Document excerpt:
'''

He performs CPR on stuffed pink ponies; he skis on his couch; he pelts his friends with anchovies, sucks on a baby's pacifier and even slips on his own banana peels. He's a mixture of Lucy, Maxwell Smart, Uncle Fester, Mork from Ork, Max Headroom and Hawkeye Pierce. Told that a colleague's son can't go with him to the park to play basketball because there are too many weirdos there, he responds assuringly, "That's OK--I'm fluent in weirdo."
Dr. Mike Stratford, the lead character in the wacky sitcom "Doctor, Doctor," is probably the most outrageous person in prime-time television today.
Make that was .
CBS pulled the show off the air after last Monday's broadcast, shoving it into that nebulous TV limbo the networks call "on hiatus." And though the producers deliberately tried to temper the show's looniness with a conventional setting, "Doctor, Doctor" nonetheless could be on its way to becoming yet another testament to the maxim that weird and wild comedies cannot find a home on network television.

'''

What to work on:
1) According to the sitcom article, which network pulled "Doctor, Doctor" off the air?
2) Please retype the part of the sitcom article starting with "Dr. Mike Stratford, the" and going on through "Make that was .".

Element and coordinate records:
'''

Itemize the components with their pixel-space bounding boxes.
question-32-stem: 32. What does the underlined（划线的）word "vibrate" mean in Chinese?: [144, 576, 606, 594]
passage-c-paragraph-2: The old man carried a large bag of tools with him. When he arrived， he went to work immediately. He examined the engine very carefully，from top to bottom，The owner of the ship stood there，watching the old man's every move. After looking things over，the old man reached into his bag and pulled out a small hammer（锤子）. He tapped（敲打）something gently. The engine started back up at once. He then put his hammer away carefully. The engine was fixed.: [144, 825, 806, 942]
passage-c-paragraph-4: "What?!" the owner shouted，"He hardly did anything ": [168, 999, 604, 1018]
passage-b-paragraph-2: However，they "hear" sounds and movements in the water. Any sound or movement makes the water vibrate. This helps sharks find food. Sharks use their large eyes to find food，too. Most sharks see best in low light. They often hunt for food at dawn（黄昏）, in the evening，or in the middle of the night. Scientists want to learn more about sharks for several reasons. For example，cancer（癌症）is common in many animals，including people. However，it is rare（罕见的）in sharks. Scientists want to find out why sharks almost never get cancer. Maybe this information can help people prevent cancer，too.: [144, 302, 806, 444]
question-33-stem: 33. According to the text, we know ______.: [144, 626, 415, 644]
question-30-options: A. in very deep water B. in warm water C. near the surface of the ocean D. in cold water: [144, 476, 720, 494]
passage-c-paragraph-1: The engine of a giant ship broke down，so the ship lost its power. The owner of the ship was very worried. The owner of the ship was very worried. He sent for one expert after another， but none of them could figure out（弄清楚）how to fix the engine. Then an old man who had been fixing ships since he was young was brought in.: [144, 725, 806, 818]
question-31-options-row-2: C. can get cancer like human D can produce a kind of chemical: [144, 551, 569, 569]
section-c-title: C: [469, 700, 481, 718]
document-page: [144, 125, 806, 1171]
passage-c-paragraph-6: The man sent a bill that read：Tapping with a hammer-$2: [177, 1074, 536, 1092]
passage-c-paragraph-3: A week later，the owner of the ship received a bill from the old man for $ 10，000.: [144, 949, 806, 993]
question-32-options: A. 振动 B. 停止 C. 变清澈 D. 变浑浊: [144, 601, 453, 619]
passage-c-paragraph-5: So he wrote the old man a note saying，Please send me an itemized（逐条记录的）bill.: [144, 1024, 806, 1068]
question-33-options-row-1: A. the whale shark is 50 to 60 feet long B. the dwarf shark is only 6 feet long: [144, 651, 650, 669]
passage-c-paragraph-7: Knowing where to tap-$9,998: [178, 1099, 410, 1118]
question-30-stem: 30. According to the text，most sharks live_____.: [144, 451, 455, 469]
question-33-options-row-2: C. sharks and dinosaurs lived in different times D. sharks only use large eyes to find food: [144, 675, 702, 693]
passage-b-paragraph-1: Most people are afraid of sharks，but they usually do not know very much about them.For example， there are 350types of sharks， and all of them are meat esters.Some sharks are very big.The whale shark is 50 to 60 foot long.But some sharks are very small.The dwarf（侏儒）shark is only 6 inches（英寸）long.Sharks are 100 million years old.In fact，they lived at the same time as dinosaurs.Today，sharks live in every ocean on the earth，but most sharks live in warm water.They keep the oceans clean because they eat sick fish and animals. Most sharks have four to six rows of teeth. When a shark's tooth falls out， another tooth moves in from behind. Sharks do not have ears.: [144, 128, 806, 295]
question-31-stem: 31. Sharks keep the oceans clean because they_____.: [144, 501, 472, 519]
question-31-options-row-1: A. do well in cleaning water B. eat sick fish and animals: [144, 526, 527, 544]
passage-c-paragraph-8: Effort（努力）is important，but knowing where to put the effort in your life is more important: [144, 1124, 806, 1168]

'''

Outputs in order:
1) CBS

2)
Dr. Mike Stratford, the lead character in the wacky sitcom "Doctor, Doctor," is probably the most outrageous person in prime-time television today.
Make that was .